**Written request:** The listing below should be printed exactly, every line of it. Skip the pictures.

**Records to process:**

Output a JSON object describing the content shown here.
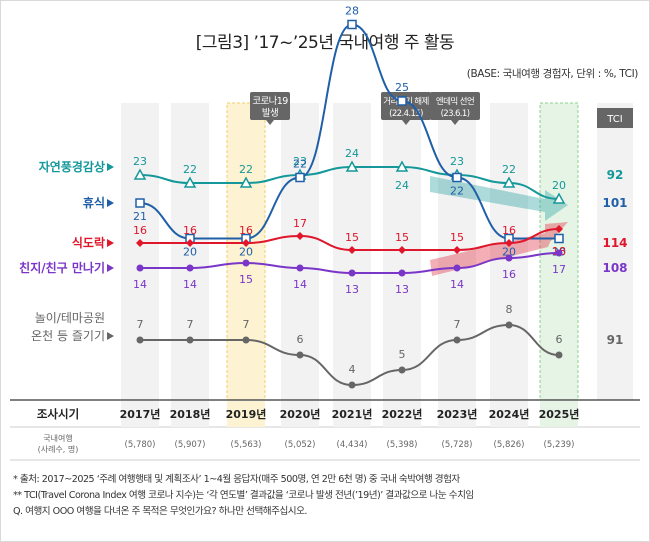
{
  "title": "[그림3] ’17~’25년 국내여행 주 활동",
  "base_note": "(BASE: 국내여행 경험자, 단위 : %, TCI)",
  "tci_header": "TCI",
  "events": [
    {
      "label": "코로나19\n발생",
      "year": "2019년"
    },
    {
      "label": "거리두기 해제\n(22.4.15)",
      "year": "2022년"
    },
    {
      "label": "엔데믹 선언\n(23.6.1)",
      "year": "2023년"
    }
  ],
  "table": {
    "row1_label": "조사시기",
    "row2_label": "국내여행\n(사례수, 명)",
    "sample_sizes": [
      "(5,780)",
      "(5,907)",
      "(5,563)",
      "(5,052)",
      "(4,434)",
      "(5,398)",
      "(5,728)",
      "(5,826)",
      "(5,239)"
    ]
  },
  "notes": [
    "* 출처: 2017~2025 ‘주례 여행행태 및 계획조사’ 1~4월 응답자(매주 500명, 연 2만 6천 명) 중 국내 숙박여행 경험자",
    "** TCI(Travel Corona Index 여행 코로나 지수)는 ‘각 연도별’ 결과값을 ‘코로나 발생 전년(’19년)’ 결과값으로 나눈 수치임",
    "Q. 여행지 OOO 여행을 다녀온 주 목적은 무엇인가요? 하나만 선택해주십시오."
  ],
  "colors": {
    "nature": "#14989a",
    "rest": "#1f5fa8",
    "food": "#e0162b",
    "friends": "#7a36c8",
    "play": "#666666",
    "hl_2019": "#fdf3d2",
    "hl_2025": "#e6f4e6",
    "band": "#f2f2f2",
    "event_box": "#666666"
  },
  "chart_data": {
    "type": "line",
    "title": "[그림3] ’17~’25년 국내여행 주 활동",
    "xlabel": "조사시기",
    "ylabel": "%",
    "categories": [
      "2017년",
      "2018년",
      "2019년",
      "2020년",
      "2021년",
      "2022년",
      "2023년",
      "2024년",
      "2025년"
    ],
    "ylim": [
      0,
      30
    ],
    "series": [
      {
        "key": "nature",
        "name": "자연풍경감상",
        "values": [
          23,
          22,
          22,
          23,
          24,
          24,
          23,
          22,
          20
        ],
        "tci": "92",
        "marker": "triangle"
      },
      {
        "key": "rest",
        "name": "휴식",
        "values": [
          21,
          20,
          20,
          22,
          28,
          25,
          22,
          20,
          20
        ],
        "tci": "101",
        "marker": "square"
      },
      {
        "key": "food",
        "name": "식도락",
        "values": [
          16,
          16,
          16,
          17,
          15,
          15,
          15,
          16,
          18
        ],
        "tci": "114",
        "marker": "diamond"
      },
      {
        "key": "friends",
        "name": "친지/친구 만나기",
        "values": [
          14,
          14,
          15,
          14,
          13,
          13,
          14,
          16,
          17
        ],
        "tci": "108",
        "marker": "circle"
      },
      {
        "key": "play",
        "name": "놀이/테마공원\n온천 등 즐기기",
        "values": [
          7,
          7,
          7,
          6,
          4,
          5,
          7,
          8,
          6
        ],
        "tci": "91",
        "marker": "circle"
      }
    ],
    "grid": false,
    "legend": "left"
  }
}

**Written solution:**
Output a JSON object describing the content shown here.
{
  "title": "[그림3] ’17~’25년 국내여행 주 활동",
  "base_note": "(BASE: 국내여행 경험자, 단위 : %, TCI)",
  "tci_header": "TCI",
  "events": [
    {
      "label": "코로나19\n발생",
      "year": "2019년"
    },
    {
      "label": "거리두기 해제\n(22.4.15)",
      "year": "2022년"
    },
    {
      "label": "엔데믹 선언\n(23.6.1)",
      "year": "2023년"
    }
  ],
  "table": {
    "row1_label": "조사시기",
    "row2_label": "국내여행\n(사례수, 명)",
    "sample_sizes": [
      "(5,780)",
      "(5,907)",
      "(5,563)",
      "(5,052)",
      "(4,434)",
      "(5,398)",
      "(5,728)",
      "(5,826)",
      "(5,239)"
    ]
  },
  "notes": [
    "* 출처: 2017~2025 ‘주례 여행행태 및 계획조사’ 1~4월 응답자(매주 500명, 연 2만 6천 명) 중 국내 숙박여행 경험자",
    "** TCI(Travel Corona Index 여행 코로나 지수)는 ‘각 연도별’ 결과값을 ‘코로나 발생 전년(’19년)’ 결과값으로 나눈 수치임",
    "Q. 여행지 OOO 여행을 다녀온 주 목적은 무엇인가요? 하나만 선택해주십시오."
  ],
  "colors": {
    "nature": "#14989a",
    "rest": "#1f5fa8",
    "food": "#e0162b",
    "friends": "#7a36c8",
    "play": "#666666",
    "hl_2019": "#fdf3d2",
    "hl_2025": "#e6f4e6",
    "band": "#f2f2f2",
    "event_box": "#666666"
  },
  "chart_data": {
    "type": "line",
    "title": "[그림3] ’17~’25년 국내여행 주 활동",
    "xlabel": "조사시기",
    "ylabel": "%",
    "categories": [
      "2017년",
      "2018년",
      "2019년",
      "2020년",
      "2021년",
      "2022년",
      "2023년",
      "2024년",
      "2025년"
    ],
    "ylim": [
      0,
      30
    ],
    "series": [
      {
        "key": "nature",
        "name": "자연풍경감상",
        "values": [
          23,
          22,
          22,
          23,
          24,
          24,
          23,
          22,
          20
        ],
        "tci": "92",
        "marker": "triangle"
      },
      {
        "key": "rest",
        "name": "휴식",
        "values": [
          21,
          20,
          20,
          22,
          28,
          25,
          22,
          20,
          20
        ],
        "tci": "101",
        "marker": "square"
      },
      {
        "key": "food",
        "name": "식도락",
        "values": [
          16,
          16,
          16,
          17,
          15,
          15,
          15,
          16,
          18
        ],
        "tci": "114",
        "marker": "diamond"
      },
      {
        "key": "friends",
        "name": "친지/친구 만나기",
        "values": [
          14,
          14,
          15,
          14,
          13,
          13,
          14,
          16,
          17
        ],
        "tci": "108",
        "marker": "circle"
      },
      {
        "key": "play",
        "name": "놀이/테마공원\n온천 등 즐기기",
        "values": [
          7,
          7,
          7,
          6,
          4,
          5,
          7,
          8,
          6
        ],
        "tci": "91",
        "marker": "circle"
      }
    ],
    "grid": false,
    "legend": "left"
  }
}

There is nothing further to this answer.